Information supplied —
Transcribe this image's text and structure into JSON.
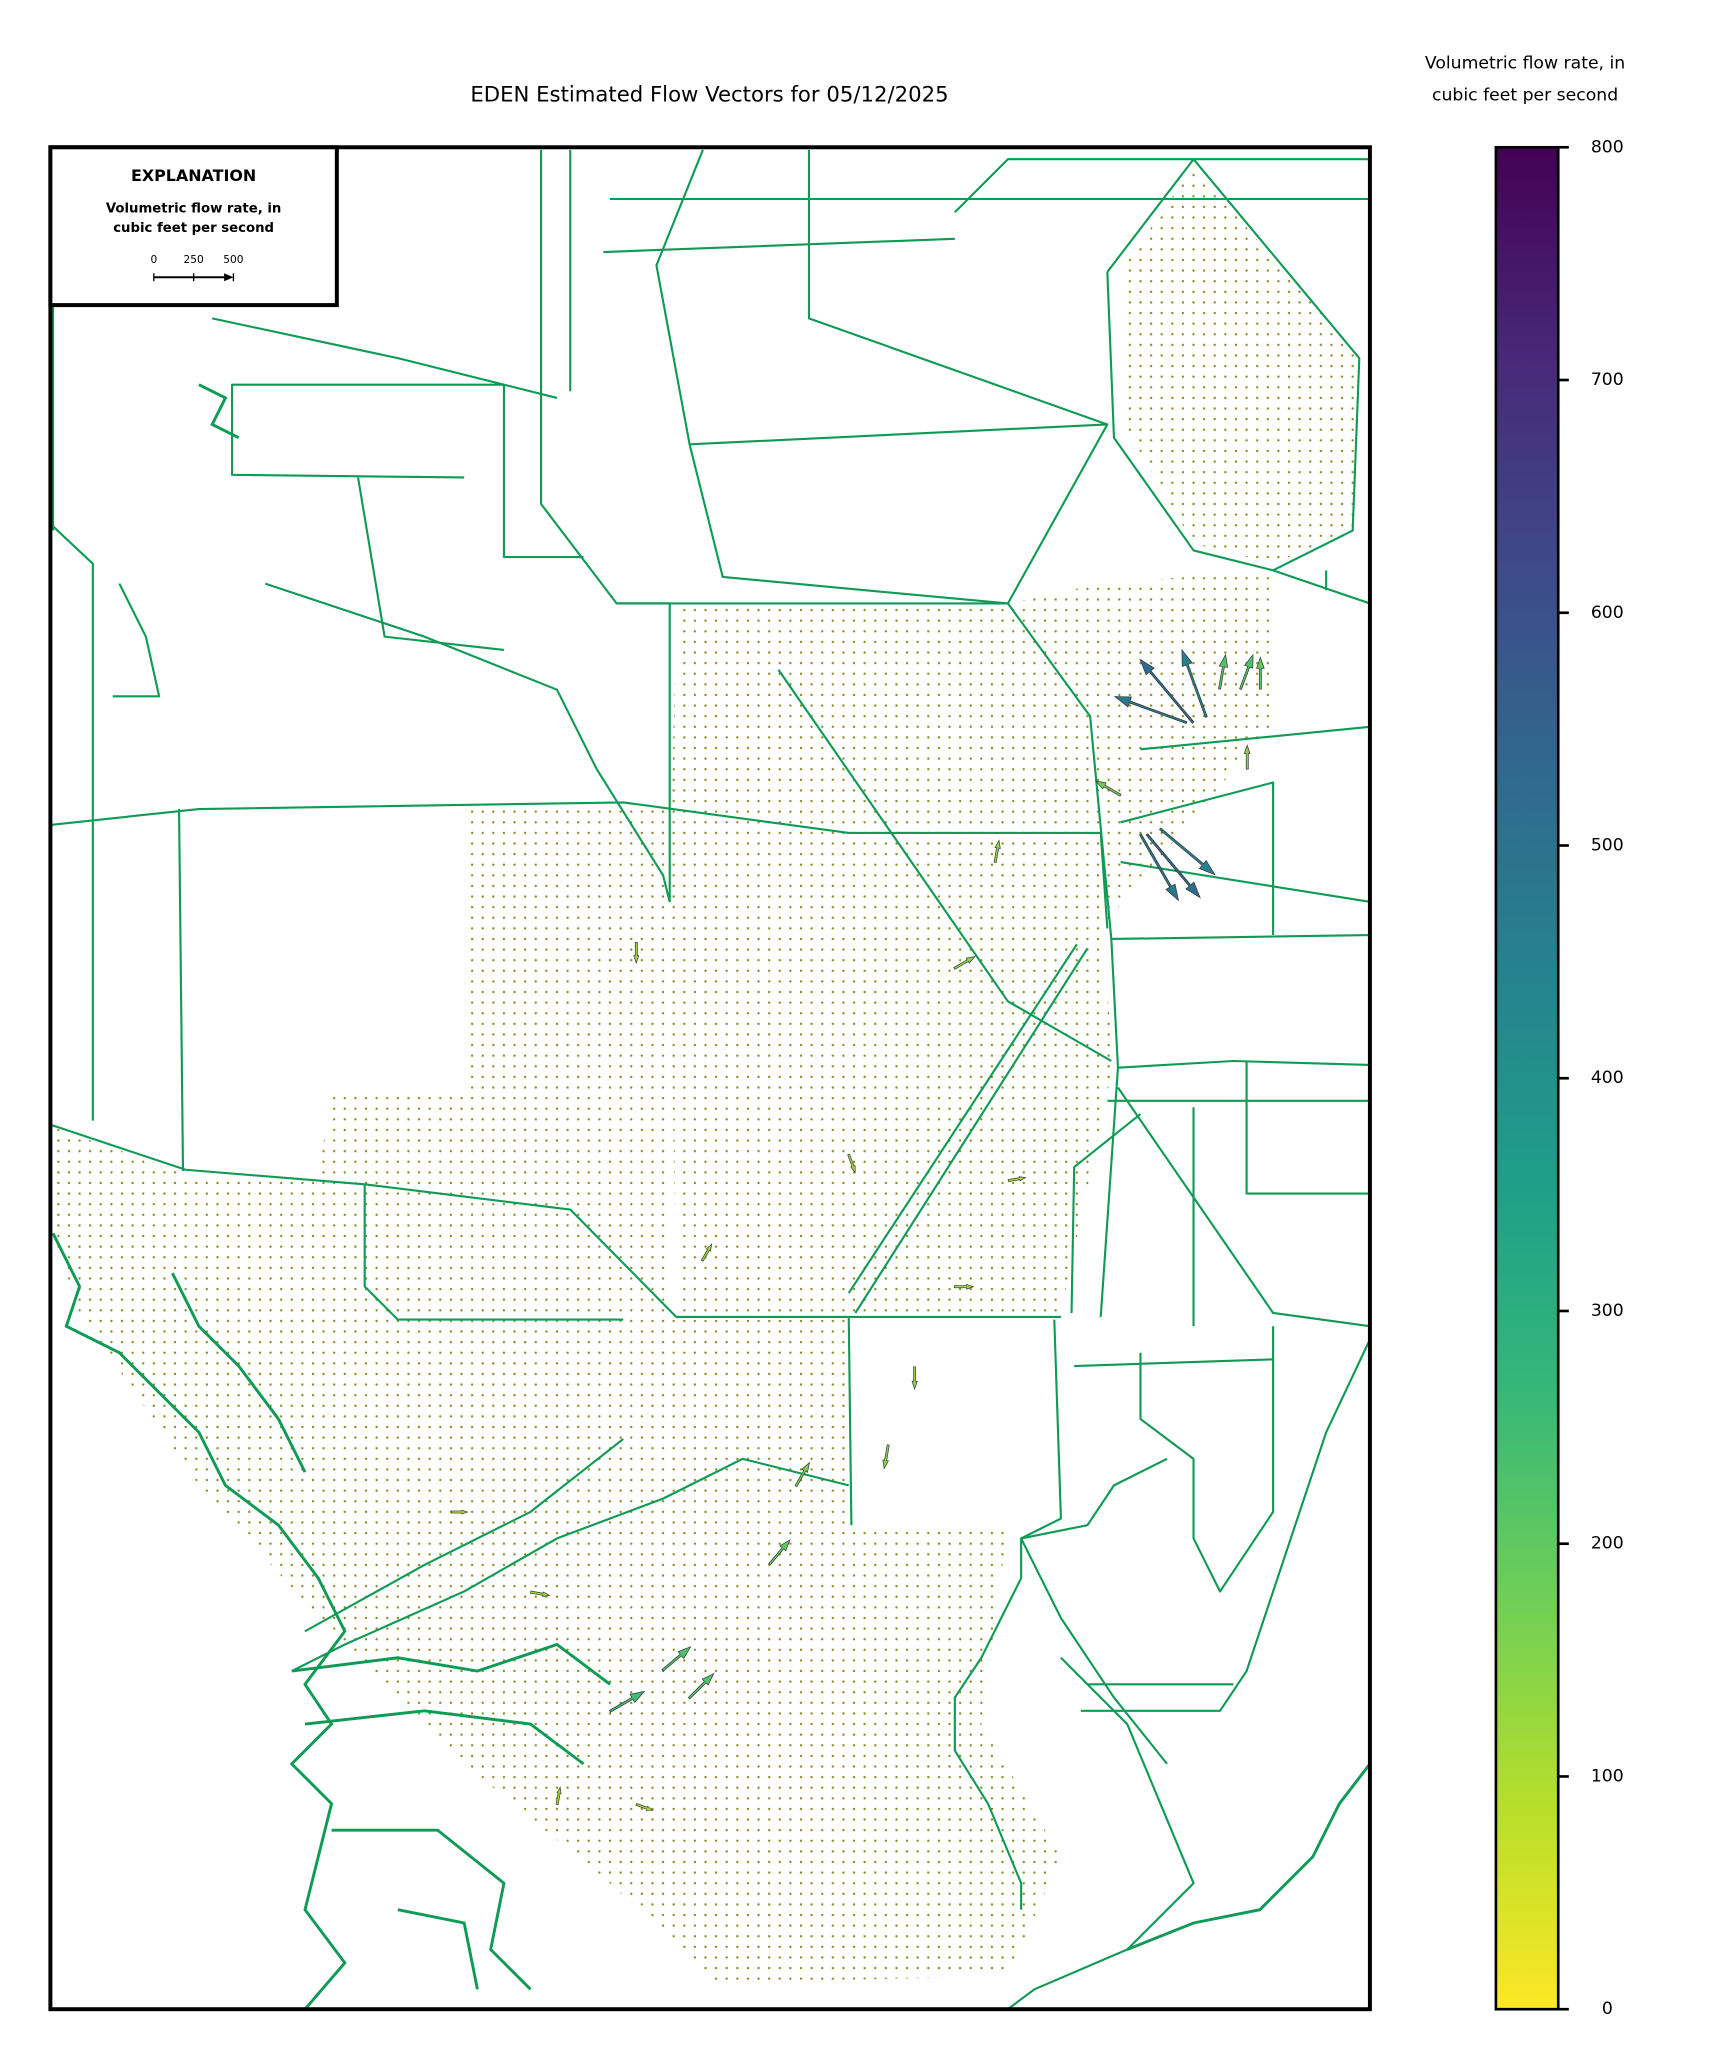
{
  "title": "EDEN Estimated Flow Vectors for 05/12/2025",
  "colorbar": {
    "label_lines": [
      "Volumetric flow rate, in",
      "cubic feet per second"
    ],
    "lim": [
      0,
      800
    ],
    "ticks": [
      0,
      100,
      200,
      300,
      400,
      500,
      600,
      700,
      800
    ],
    "colormap": [
      "#fde725",
      "#b5de2b",
      "#6ece58",
      "#35b779",
      "#1f9e89",
      "#26828e",
      "#31688e",
      "#3e4989",
      "#482878",
      "#440154"
    ]
  },
  "explanation": {
    "title": "EXPLANATION",
    "label_lines": [
      "Volumetric flow rate, in",
      "cubic feet per second"
    ],
    "scale_ticks": [
      0,
      250,
      500
    ]
  },
  "vectors": [
    {
      "x": 86.6,
      "y": 30.9,
      "magnitude": 520,
      "direction_deg": 130
    },
    {
      "x": 86.1,
      "y": 30.9,
      "magnitude": 480,
      "direction_deg": 160
    },
    {
      "x": 87.6,
      "y": 30.6,
      "magnitude": 450,
      "direction_deg": 110
    },
    {
      "x": 83.1,
      "y": 36.9,
      "magnitude": 520,
      "direction_deg": -50
    },
    {
      "x": 82.6,
      "y": 36.9,
      "magnitude": 480,
      "direction_deg": -60
    },
    {
      "x": 84.1,
      "y": 36.6,
      "magnitude": 450,
      "direction_deg": -40
    },
    {
      "x": 88.6,
      "y": 29.1,
      "magnitude": 220,
      "direction_deg": 80
    },
    {
      "x": 90.2,
      "y": 29.1,
      "magnitude": 230,
      "direction_deg": 70
    },
    {
      "x": 91.7,
      "y": 29.1,
      "magnitude": 200,
      "direction_deg": 90
    },
    {
      "x": 90.7,
      "y": 33.4,
      "magnitude": 150,
      "direction_deg": 90
    },
    {
      "x": 81.1,
      "y": 34.8,
      "magnitude": 180,
      "direction_deg": 150
    },
    {
      "x": 44.4,
      "y": 42.7,
      "magnitude": 130,
      "direction_deg": -90
    },
    {
      "x": 68.5,
      "y": 44.1,
      "magnitude": 150,
      "direction_deg": 30
    },
    {
      "x": 71.6,
      "y": 38.4,
      "magnitude": 140,
      "direction_deg": 80
    },
    {
      "x": 49.4,
      "y": 59.8,
      "magnitude": 120,
      "direction_deg": 60
    },
    {
      "x": 65.5,
      "y": 65.5,
      "magnitude": 140,
      "direction_deg": -90
    },
    {
      "x": 63.5,
      "y": 69.7,
      "magnitude": 150,
      "direction_deg": -100
    },
    {
      "x": 56.5,
      "y": 71.9,
      "magnitude": 170,
      "direction_deg": 60
    },
    {
      "x": 54.5,
      "y": 76.1,
      "magnitude": 200,
      "direction_deg": 50
    },
    {
      "x": 46.4,
      "y": 81.8,
      "magnitude": 230,
      "direction_deg": 40
    },
    {
      "x": 42.4,
      "y": 84.0,
      "magnitude": 250,
      "direction_deg": 30
    },
    {
      "x": 48.4,
      "y": 83.3,
      "magnitude": 220,
      "direction_deg": 45
    },
    {
      "x": 36.4,
      "y": 77.6,
      "magnitude": 120,
      "direction_deg": -10
    },
    {
      "x": 30.4,
      "y": 73.3,
      "magnitude": 100,
      "direction_deg": 0
    },
    {
      "x": 44.4,
      "y": 89.0,
      "magnitude": 110,
      "direction_deg": -20
    },
    {
      "x": 38.4,
      "y": 89.0,
      "magnitude": 110,
      "direction_deg": 80
    },
    {
      "x": 68.5,
      "y": 61.2,
      "magnitude": 120,
      "direction_deg": 0
    },
    {
      "x": 72.6,
      "y": 55.5,
      "magnitude": 110,
      "direction_deg": 10
    },
    {
      "x": 60.5,
      "y": 54.1,
      "magnitude": 120,
      "direction_deg": -70
    }
  ]
}
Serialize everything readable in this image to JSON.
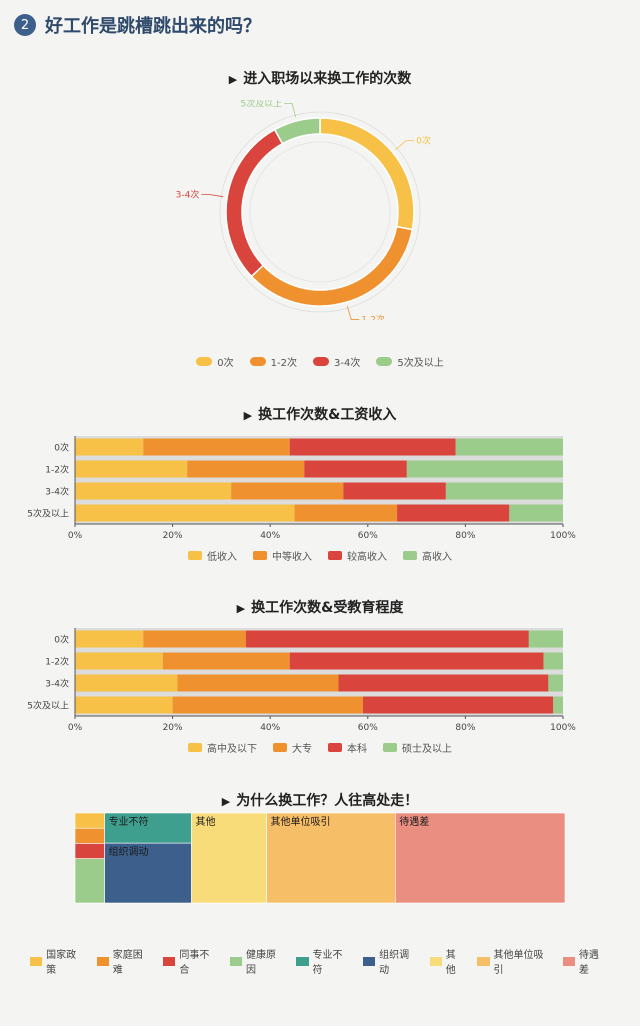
{
  "header": {
    "number": "2",
    "title": "好工作是跳槽跳出来的吗？"
  },
  "titles": {
    "donut": "进入职场以来换工作的次数",
    "income": "换工作次数&工资收入",
    "edu": "换工作次数&受教育程度",
    "reason": "为什么换工作？人往高处走！"
  },
  "chart_data": [
    {
      "type": "pie",
      "title": "进入职场以来换工作的次数",
      "categories": [
        "0次",
        "1-2次",
        "3-4次",
        "5次及以上"
      ],
      "values": [
        28,
        35,
        29,
        8
      ],
      "colors": [
        "#f7c046",
        "#f0912f",
        "#d9443c",
        "#9ccc8c"
      ],
      "legend": "bottom"
    },
    {
      "type": "bar",
      "orientation": "horizontal",
      "stacked": true,
      "title": "换工作次数&工资收入",
      "categories": [
        "0次",
        "1-2次",
        "3-4次",
        "5次及以上"
      ],
      "series": [
        {
          "name": "低收入",
          "values": [
            14,
            23,
            32,
            45
          ],
          "color": "#f7c046"
        },
        {
          "name": "中等收入",
          "values": [
            30,
            24,
            23,
            21
          ],
          "color": "#f0912f"
        },
        {
          "name": "较高收入",
          "values": [
            34,
            21,
            21,
            23
          ],
          "color": "#d9443c"
        },
        {
          "name": "高收入",
          "values": [
            22,
            32,
            24,
            11
          ],
          "color": "#9ccc8c"
        }
      ],
      "xlim": [
        0,
        100
      ],
      "xticks": [
        "0%",
        "20%",
        "40%",
        "60%",
        "80%",
        "100%"
      ],
      "legend": "bottom"
    },
    {
      "type": "bar",
      "orientation": "horizontal",
      "stacked": true,
      "title": "换工作次数&受教育程度",
      "categories": [
        "0次",
        "1-2次",
        "3-4次",
        "5次及以上"
      ],
      "series": [
        {
          "name": "高中及以下",
          "values": [
            14,
            18,
            21,
            20
          ],
          "color": "#f7c046"
        },
        {
          "name": "大专",
          "values": [
            21,
            26,
            33,
            39
          ],
          "color": "#f0912f"
        },
        {
          "name": "本科",
          "values": [
            58,
            52,
            43,
            39
          ],
          "color": "#d9443c"
        },
        {
          "name": "硕士及以上",
          "values": [
            7,
            4,
            3,
            2
          ],
          "color": "#9ccc8c"
        }
      ],
      "xlim": [
        0,
        100
      ],
      "xticks": [
        "0%",
        "20%",
        "40%",
        "60%",
        "80%",
        "100%"
      ],
      "legend": "bottom"
    },
    {
      "type": "treemap",
      "title": "为什么换工作？人往高处走！",
      "items": [
        {
          "name": "国家政策",
          "value": 1.1,
          "color": "#f7c046"
        },
        {
          "name": "家庭困难",
          "value": 1.1,
          "color": "#f0912f"
        },
        {
          "name": "同事不合",
          "value": 1.1,
          "color": "#d9443c"
        },
        {
          "name": "健康原因",
          "value": 3.2,
          "color": "#9ccc8c"
        },
        {
          "name": "专业不符",
          "value": 6.4,
          "color": "#3f9f8f"
        },
        {
          "name": "组织调动",
          "value": 12.7,
          "color": "#3c5f8c"
        },
        {
          "name": "其他",
          "value": 16.5,
          "color": "#f9dc7a"
        },
        {
          "name": "其他单位吸引",
          "value": 28.3,
          "color": "#f7be68"
        },
        {
          "name": "待遇差",
          "value": 37.3,
          "color": "#ea8e82"
        }
      ],
      "legend": "bottom"
    }
  ]
}
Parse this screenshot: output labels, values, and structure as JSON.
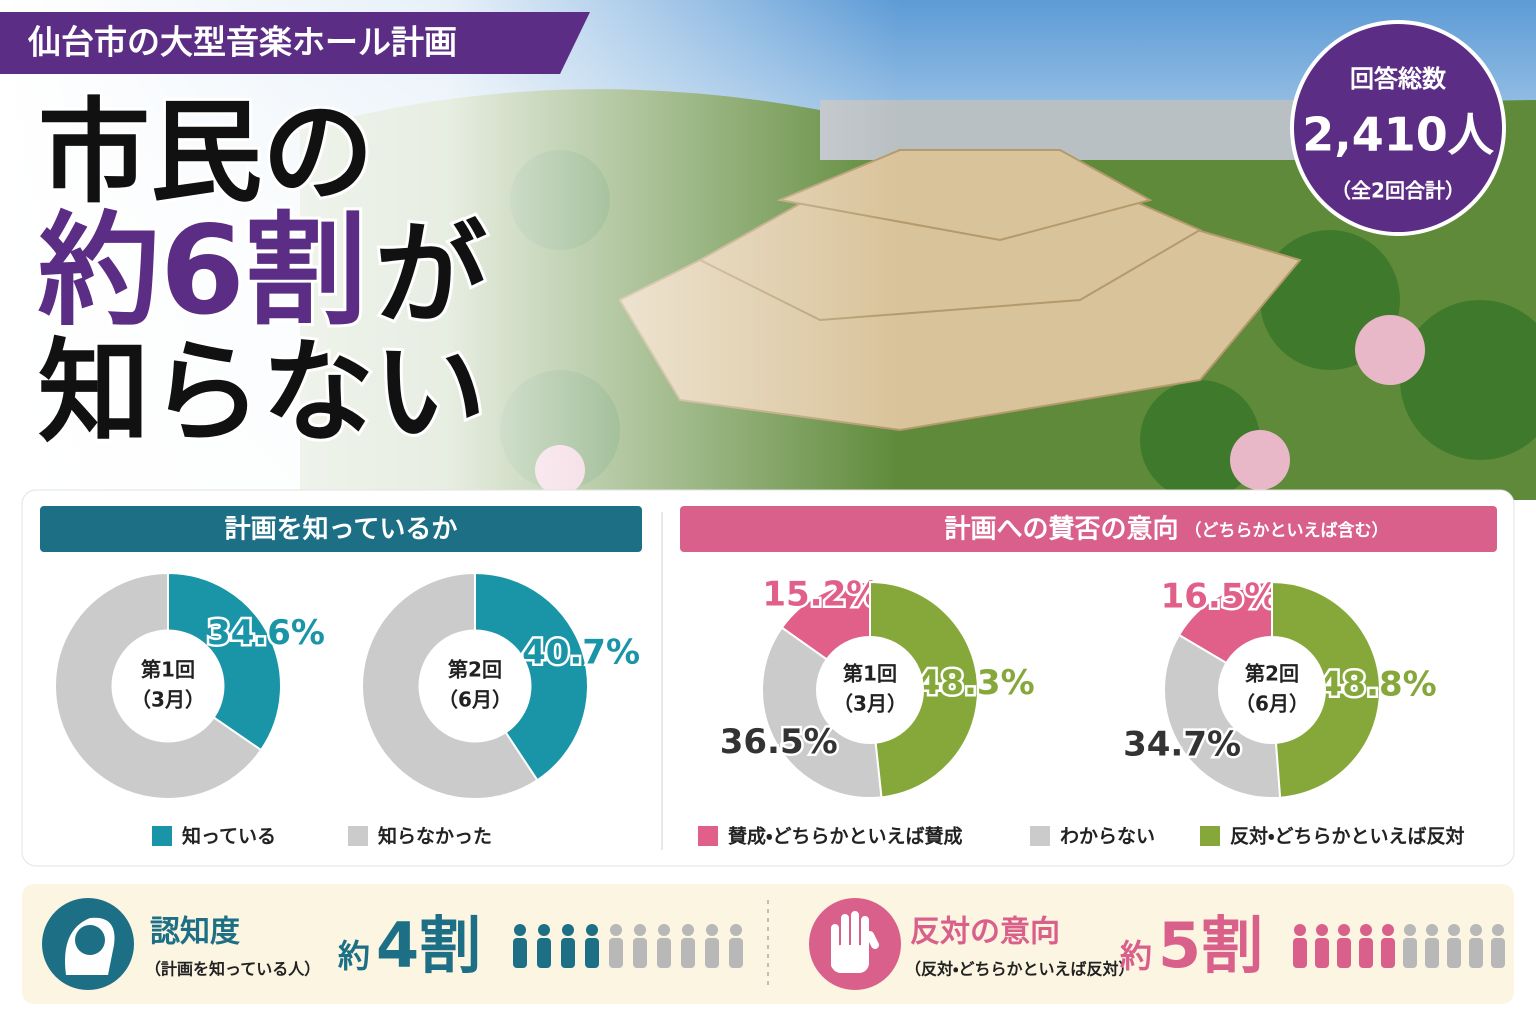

Exercise — Every line containing the string "JSON" must be listed.

Result of the task —
Transcribe this image's text and structure into JSON.
Serialize everything readable in this image to JSON.
Parse this screenshot: output labels, values, and structure as JSON.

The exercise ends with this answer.